[Data extracted from a collection]

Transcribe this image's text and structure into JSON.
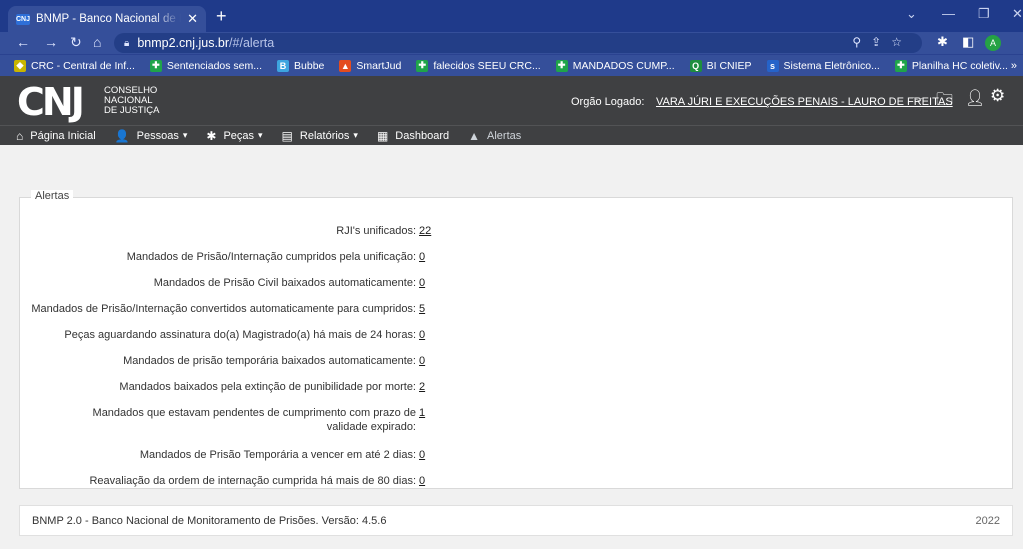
{
  "browser": {
    "tab_title": "BNMP - Banco Nacional de Mand",
    "tab_favicon": "CNJ",
    "url_host": "bnmp2.cnj.jus.br",
    "url_path": "/#/alerta",
    "avatar_letter": "A",
    "bookmarks": [
      {
        "label": "CRC - Central de Inf...",
        "icon": "crc-icon",
        "color": "#c8b400",
        "glyph": "◆"
      },
      {
        "label": "Sentenciados sem...",
        "icon": "cross-icon",
        "color": "#1fa44a",
        "glyph": "✚"
      },
      {
        "label": "Bubbe",
        "icon": "bubbe-icon",
        "color": "#3da5e0",
        "glyph": "B"
      },
      {
        "label": "SmartJud",
        "icon": "smartjud-icon",
        "color": "#e44c1f",
        "glyph": "▲"
      },
      {
        "label": "falecidos SEEU CRC...",
        "icon": "cross-icon",
        "color": "#1fa44a",
        "glyph": "✚"
      },
      {
        "label": "MANDADOS CUMP...",
        "icon": "cross-icon",
        "color": "#1fa44a",
        "glyph": "✚"
      },
      {
        "label": "BI CNIEP",
        "icon": "sheets-icon",
        "color": "#1e8e3e",
        "glyph": "Q"
      },
      {
        "label": "Sistema Eletrônico...",
        "icon": "seu-icon",
        "color": "#2563c9",
        "glyph": "s"
      },
      {
        "label": "Planilha HC coletiv...",
        "icon": "cross-icon",
        "color": "#1fa44a",
        "glyph": "✚"
      }
    ]
  },
  "header": {
    "logo_mark": "CNJ",
    "logo_line1": "CONSELHO",
    "logo_line2": "NACIONAL",
    "logo_line3": "DE JUSTIÇA",
    "orgao_label": "Orgão Logado:",
    "orgao_value": "VARA JÚRI E EXECUÇÕES PENAIS - LAURO DE FREITAS"
  },
  "menu": [
    {
      "label": "Página Inicial",
      "icon": "home-icon",
      "glyph": "⌂",
      "caret": false
    },
    {
      "label": "Pessoas",
      "icon": "person-icon",
      "glyph": "👤",
      "caret": true
    },
    {
      "label": "Peças",
      "icon": "puzzle-icon",
      "glyph": "✱",
      "caret": true
    },
    {
      "label": "Relatórios",
      "icon": "document-icon",
      "glyph": "▤",
      "caret": true
    },
    {
      "label": "Dashboard",
      "icon": "dashboard-icon",
      "glyph": "▦",
      "caret": false
    },
    {
      "label": "Alertas",
      "icon": "warning-icon",
      "glyph": "▲",
      "caret": false
    }
  ],
  "alerts": {
    "legend": "Alertas",
    "items": [
      {
        "label": "RJI's unificados:",
        "value": "22"
      },
      {
        "label": "Mandados de Prisão/Internação cumpridos pela unificação:",
        "value": "0"
      },
      {
        "label": "Mandados de Prisão Civil baixados automaticamente:",
        "value": "0"
      },
      {
        "label": "Mandados de Prisão/Internação convertidos automaticamente para cumpridos:",
        "value": "5"
      },
      {
        "label": "Peças aguardando assinatura do(a) Magistrado(a) há mais de 24 horas:",
        "value": "0"
      },
      {
        "label": "Mandados de prisão temporária baixados automaticamente:",
        "value": "0"
      },
      {
        "label": "Mandados baixados pela extinção de punibilidade por morte:",
        "value": "2"
      },
      {
        "label": "Mandados que estavam pendentes de cumprimento com prazo de validade expirado:",
        "value": "1"
      },
      {
        "label": "Mandados de Prisão Temporária a vencer em até 2 dias:",
        "value": "0"
      },
      {
        "label": "Reavaliação da ordem de internação cumprida há mais de 80 dias:",
        "value": "0"
      }
    ]
  },
  "footer": {
    "text": "BNMP 2.0 - Banco Nacional de Monitoramento de Prisões. Versão: 4.5.6",
    "year": "2022"
  }
}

TASK INSTRUCTIONS
Indicate how many lines of the material contain the string "baixados", giving the number and nothing more.

FINAL ANSWER
3